▸ Material
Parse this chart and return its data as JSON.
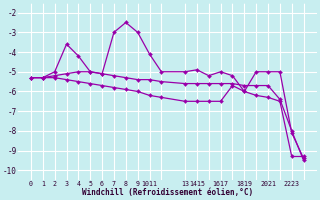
{
  "x": [
    0,
    1,
    2,
    3,
    4,
    5,
    6,
    7,
    8,
    9,
    10,
    11,
    13,
    14,
    15,
    16,
    17,
    18,
    19,
    20,
    21,
    22,
    23
  ],
  "line1": [
    -5.3,
    -5.3,
    -5.0,
    -3.6,
    -4.2,
    -5.0,
    -5.1,
    -3.0,
    -2.5,
    -3.0,
    -4.1,
    -5.0,
    -5.0,
    -4.9,
    -5.2,
    -5.0,
    -5.2,
    -6.0,
    -5.0,
    -5.0,
    -5.0,
    -8.1,
    -9.4
  ],
  "line2": [
    -5.3,
    -5.3,
    -5.2,
    -5.1,
    -5.0,
    -5.0,
    -5.1,
    -5.2,
    -5.3,
    -5.4,
    -5.4,
    -5.5,
    -5.6,
    -5.6,
    -5.6,
    -5.6,
    -5.6,
    -5.7,
    -5.7,
    -5.7,
    -6.4,
    -8.0,
    -9.5
  ],
  "line3": [
    -5.3,
    -5.3,
    -5.3,
    -5.4,
    -5.5,
    -5.6,
    -5.7,
    -5.8,
    -5.9,
    -6.0,
    -6.2,
    -6.3,
    -6.5,
    -6.5,
    -6.5,
    -6.5,
    -5.7,
    -6.0,
    -6.2,
    -6.3,
    -6.5,
    -9.3,
    -9.3
  ],
  "xlabel": "Windchill (Refroidissement éolien,°C)",
  "ylim": [
    -10.5,
    -1.5
  ],
  "yticks": [
    -10,
    -9,
    -8,
    -7,
    -6,
    -5,
    -4,
    -3,
    -2
  ],
  "xtick_labels": [
    "0",
    "1",
    "2",
    "3",
    "4",
    "5",
    "6",
    "7",
    "8",
    "9",
    "1011",
    "",
    "13",
    "1415",
    "",
    "1617",
    "",
    "1819",
    "",
    "2021",
    "",
    "2223",
    ""
  ],
  "xtick_pos": [
    0,
    1,
    2,
    3,
    4,
    5,
    6,
    7,
    8,
    9,
    10,
    11,
    13,
    14,
    15,
    16,
    17,
    18,
    19,
    20,
    21,
    22,
    23
  ],
  "color": "#9900aa",
  "bg_color": "#c8eef0",
  "grid_color": "#ffffff"
}
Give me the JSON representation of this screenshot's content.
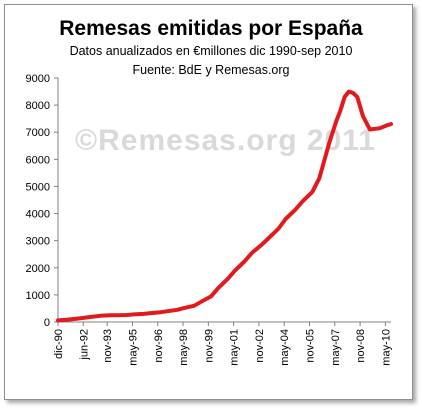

▸ Exercise
In how many lines of the data does the string "this" appear? Give only the number.

▸ Response
2